→ **Document**

-------

Re: Some newbie questions about kylin

Li Yang Wed, 16 Sep 2015 00:57:13 -0700

> a). SELECT PART_DT FROM kylin_sales;

Well this is a special case for historic reason. Basically Kylin can only
answer queries with "group by". However too many people use "select * from
fact" as a health check after cube build, so we did a hack for similar
queries to return some (incorrect) records. Then the hack is not well
maintained after a certain version... anyway it's empty result right now,
and it's something we will fix.


Please focus on cases like b) where table or column does not match any cube.

On Tue, Sep 15, 2015 at 5:12 PM, Luke Han <[email protected]> wrote:

> I have to say build a cube is NOT "too complex" with basic knowledge of
> data warehouse and business intelligence.
> All concepts of Kylin are same as traditional products.
>
> Try this page first:
> http://kylin.incubator.apache.org/docs/gettingstarted/terminology.html
>
> and we are introducing new tutorial step by step soon:)

-------

→ **Exercises**
A - According to the Kylin thread, what do many people run as a health check after a cube build?
B - Rewrite the part of the Kylin thread from "On Tue, Sep" up to and including "and business intelligence.", putting "data analytics" in place of "business intelligence".
The listing has no connection to the Kylin thread.

→ **Stored data**
-------

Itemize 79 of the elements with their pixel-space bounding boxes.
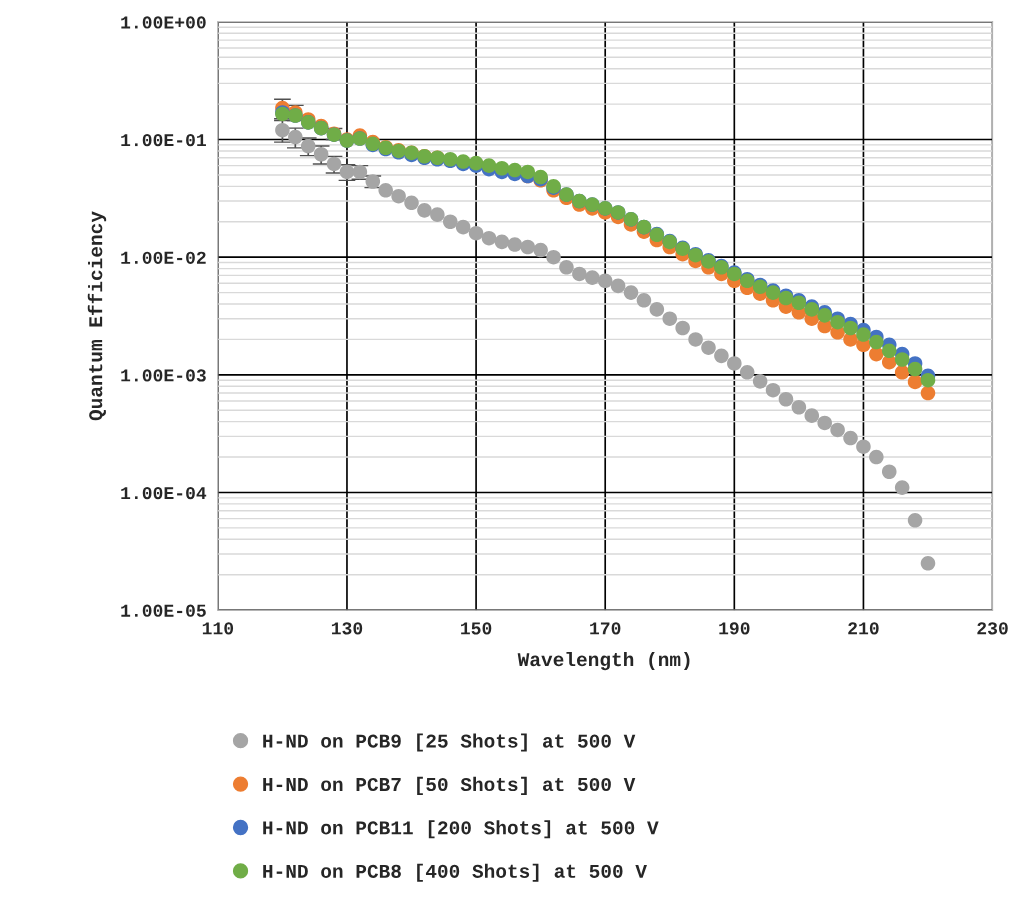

-------

→ **Full answers**
A - They run "select * from fact" as a health check after a cube build.

B -
On Tue, Sep 15, 2015 at 5:12 PM, Luke Han <[email protected]> wrote:

> I have to say build a cube is NOT "too complex" with basic knowledge of
> data warehouse and data analytics.